— Exercise —
Keep only the lines that hold the string "grown", filtering out the rest of the entries below.

— Data rows —
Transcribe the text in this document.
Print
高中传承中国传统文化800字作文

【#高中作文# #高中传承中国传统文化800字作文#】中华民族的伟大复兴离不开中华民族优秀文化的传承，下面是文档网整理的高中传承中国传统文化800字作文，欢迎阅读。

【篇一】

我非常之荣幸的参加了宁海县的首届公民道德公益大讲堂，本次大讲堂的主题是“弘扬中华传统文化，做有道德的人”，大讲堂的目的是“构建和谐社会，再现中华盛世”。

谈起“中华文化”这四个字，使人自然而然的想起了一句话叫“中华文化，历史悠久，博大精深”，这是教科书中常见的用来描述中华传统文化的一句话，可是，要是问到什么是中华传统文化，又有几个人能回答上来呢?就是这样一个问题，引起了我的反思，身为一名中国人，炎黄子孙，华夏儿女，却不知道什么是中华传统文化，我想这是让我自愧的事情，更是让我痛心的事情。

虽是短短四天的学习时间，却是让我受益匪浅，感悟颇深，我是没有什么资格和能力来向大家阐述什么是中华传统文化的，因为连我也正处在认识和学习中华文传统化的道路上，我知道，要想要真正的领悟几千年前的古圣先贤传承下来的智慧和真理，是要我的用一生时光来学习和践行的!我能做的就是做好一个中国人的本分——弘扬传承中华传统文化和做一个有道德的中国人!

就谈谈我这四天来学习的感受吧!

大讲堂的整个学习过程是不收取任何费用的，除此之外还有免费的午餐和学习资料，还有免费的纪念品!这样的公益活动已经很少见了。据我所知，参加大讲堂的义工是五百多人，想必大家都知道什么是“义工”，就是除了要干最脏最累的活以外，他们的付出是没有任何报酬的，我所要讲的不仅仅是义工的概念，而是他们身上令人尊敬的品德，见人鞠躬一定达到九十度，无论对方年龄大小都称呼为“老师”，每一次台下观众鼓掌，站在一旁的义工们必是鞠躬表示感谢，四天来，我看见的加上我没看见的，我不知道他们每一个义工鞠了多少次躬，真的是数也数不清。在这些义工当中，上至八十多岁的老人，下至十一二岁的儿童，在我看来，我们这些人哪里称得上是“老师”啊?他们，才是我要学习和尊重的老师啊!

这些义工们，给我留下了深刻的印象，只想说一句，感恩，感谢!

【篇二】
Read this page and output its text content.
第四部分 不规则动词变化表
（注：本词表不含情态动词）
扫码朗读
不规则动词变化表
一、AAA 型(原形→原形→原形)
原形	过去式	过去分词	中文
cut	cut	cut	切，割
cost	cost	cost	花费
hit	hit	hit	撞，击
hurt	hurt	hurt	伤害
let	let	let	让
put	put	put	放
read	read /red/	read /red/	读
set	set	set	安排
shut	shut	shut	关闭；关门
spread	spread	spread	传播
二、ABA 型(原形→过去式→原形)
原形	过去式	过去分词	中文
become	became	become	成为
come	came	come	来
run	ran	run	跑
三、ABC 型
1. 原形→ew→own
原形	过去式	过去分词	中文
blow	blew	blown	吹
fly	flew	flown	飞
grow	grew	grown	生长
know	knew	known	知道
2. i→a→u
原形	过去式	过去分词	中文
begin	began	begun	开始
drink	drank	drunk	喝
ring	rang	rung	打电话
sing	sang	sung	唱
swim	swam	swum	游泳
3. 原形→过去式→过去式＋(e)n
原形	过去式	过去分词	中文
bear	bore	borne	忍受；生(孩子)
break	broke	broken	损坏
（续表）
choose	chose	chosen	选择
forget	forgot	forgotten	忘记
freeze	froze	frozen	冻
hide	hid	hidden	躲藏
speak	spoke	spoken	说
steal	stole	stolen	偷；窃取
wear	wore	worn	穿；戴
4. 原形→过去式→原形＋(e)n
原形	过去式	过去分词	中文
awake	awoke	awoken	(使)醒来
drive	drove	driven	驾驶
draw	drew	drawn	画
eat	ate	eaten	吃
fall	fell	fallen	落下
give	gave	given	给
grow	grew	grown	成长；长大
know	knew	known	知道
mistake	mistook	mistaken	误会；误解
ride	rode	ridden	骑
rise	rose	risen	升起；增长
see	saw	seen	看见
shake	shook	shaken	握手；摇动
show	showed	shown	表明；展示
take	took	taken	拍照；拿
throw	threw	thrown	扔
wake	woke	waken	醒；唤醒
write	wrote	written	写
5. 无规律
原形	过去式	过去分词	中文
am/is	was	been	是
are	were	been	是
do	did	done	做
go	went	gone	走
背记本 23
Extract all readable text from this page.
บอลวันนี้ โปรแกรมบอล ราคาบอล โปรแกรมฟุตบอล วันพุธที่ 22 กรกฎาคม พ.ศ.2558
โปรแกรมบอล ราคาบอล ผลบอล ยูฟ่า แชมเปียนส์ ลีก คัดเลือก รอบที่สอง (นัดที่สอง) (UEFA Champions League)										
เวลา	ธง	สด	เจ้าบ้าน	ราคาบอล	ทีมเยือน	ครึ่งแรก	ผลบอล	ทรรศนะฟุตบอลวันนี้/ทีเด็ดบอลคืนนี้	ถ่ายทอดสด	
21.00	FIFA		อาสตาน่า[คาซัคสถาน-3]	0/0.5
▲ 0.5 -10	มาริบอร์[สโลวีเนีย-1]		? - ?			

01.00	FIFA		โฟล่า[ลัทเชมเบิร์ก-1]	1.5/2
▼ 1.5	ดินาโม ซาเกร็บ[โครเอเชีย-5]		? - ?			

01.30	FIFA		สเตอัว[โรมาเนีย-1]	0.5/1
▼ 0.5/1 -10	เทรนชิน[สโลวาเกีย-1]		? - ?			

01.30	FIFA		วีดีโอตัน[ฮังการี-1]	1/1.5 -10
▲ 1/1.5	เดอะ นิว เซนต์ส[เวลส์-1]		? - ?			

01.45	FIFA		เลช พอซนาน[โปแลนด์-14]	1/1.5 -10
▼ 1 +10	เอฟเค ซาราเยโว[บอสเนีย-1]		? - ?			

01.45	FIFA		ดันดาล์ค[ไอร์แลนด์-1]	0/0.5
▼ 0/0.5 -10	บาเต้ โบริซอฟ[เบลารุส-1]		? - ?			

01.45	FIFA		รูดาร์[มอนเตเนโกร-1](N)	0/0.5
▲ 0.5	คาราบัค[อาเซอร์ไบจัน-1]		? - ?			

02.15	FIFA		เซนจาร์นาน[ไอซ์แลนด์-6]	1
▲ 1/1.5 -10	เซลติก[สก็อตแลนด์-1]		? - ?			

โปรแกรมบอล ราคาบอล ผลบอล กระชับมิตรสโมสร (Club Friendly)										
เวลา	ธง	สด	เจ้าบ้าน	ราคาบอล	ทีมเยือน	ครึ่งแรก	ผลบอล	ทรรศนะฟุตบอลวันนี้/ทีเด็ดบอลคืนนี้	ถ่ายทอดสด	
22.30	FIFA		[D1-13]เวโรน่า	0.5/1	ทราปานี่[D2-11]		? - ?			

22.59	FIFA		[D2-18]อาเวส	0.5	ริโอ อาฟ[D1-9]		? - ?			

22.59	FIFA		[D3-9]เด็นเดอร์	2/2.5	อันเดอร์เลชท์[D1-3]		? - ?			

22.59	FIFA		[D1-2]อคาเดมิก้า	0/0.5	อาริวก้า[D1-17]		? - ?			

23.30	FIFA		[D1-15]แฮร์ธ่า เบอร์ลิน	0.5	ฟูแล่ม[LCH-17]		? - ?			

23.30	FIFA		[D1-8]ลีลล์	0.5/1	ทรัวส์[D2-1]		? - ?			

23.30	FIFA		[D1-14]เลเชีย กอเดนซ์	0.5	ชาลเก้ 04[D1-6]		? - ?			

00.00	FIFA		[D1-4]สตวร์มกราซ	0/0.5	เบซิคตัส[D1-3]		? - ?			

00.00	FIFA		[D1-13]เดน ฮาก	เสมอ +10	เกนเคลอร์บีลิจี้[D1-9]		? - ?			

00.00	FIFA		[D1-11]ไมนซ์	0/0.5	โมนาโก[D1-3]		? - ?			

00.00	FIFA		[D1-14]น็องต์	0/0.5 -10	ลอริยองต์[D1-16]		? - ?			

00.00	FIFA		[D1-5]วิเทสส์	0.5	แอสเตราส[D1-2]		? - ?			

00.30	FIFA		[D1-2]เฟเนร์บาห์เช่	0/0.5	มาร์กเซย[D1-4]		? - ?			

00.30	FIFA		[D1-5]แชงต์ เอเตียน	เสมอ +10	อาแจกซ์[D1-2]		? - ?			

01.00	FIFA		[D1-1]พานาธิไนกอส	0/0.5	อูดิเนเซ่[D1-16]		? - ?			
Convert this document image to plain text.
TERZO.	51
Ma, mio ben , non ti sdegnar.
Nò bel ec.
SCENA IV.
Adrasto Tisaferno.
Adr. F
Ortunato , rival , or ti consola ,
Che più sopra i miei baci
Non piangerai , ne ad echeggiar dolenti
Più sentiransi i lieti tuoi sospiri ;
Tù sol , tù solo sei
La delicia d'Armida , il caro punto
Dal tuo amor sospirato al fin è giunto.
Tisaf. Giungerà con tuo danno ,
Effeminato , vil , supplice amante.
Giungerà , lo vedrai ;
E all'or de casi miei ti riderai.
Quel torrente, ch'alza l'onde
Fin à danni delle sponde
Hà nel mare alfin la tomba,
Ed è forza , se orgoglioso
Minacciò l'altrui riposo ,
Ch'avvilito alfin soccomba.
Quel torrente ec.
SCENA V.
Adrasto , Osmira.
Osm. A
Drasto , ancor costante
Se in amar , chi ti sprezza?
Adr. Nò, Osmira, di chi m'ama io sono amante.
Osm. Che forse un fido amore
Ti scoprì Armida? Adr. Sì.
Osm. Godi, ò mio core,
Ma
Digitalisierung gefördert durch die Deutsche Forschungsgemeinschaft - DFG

— The solution —
grow	grew	grown	生长
grow	grew	grown	成长；长大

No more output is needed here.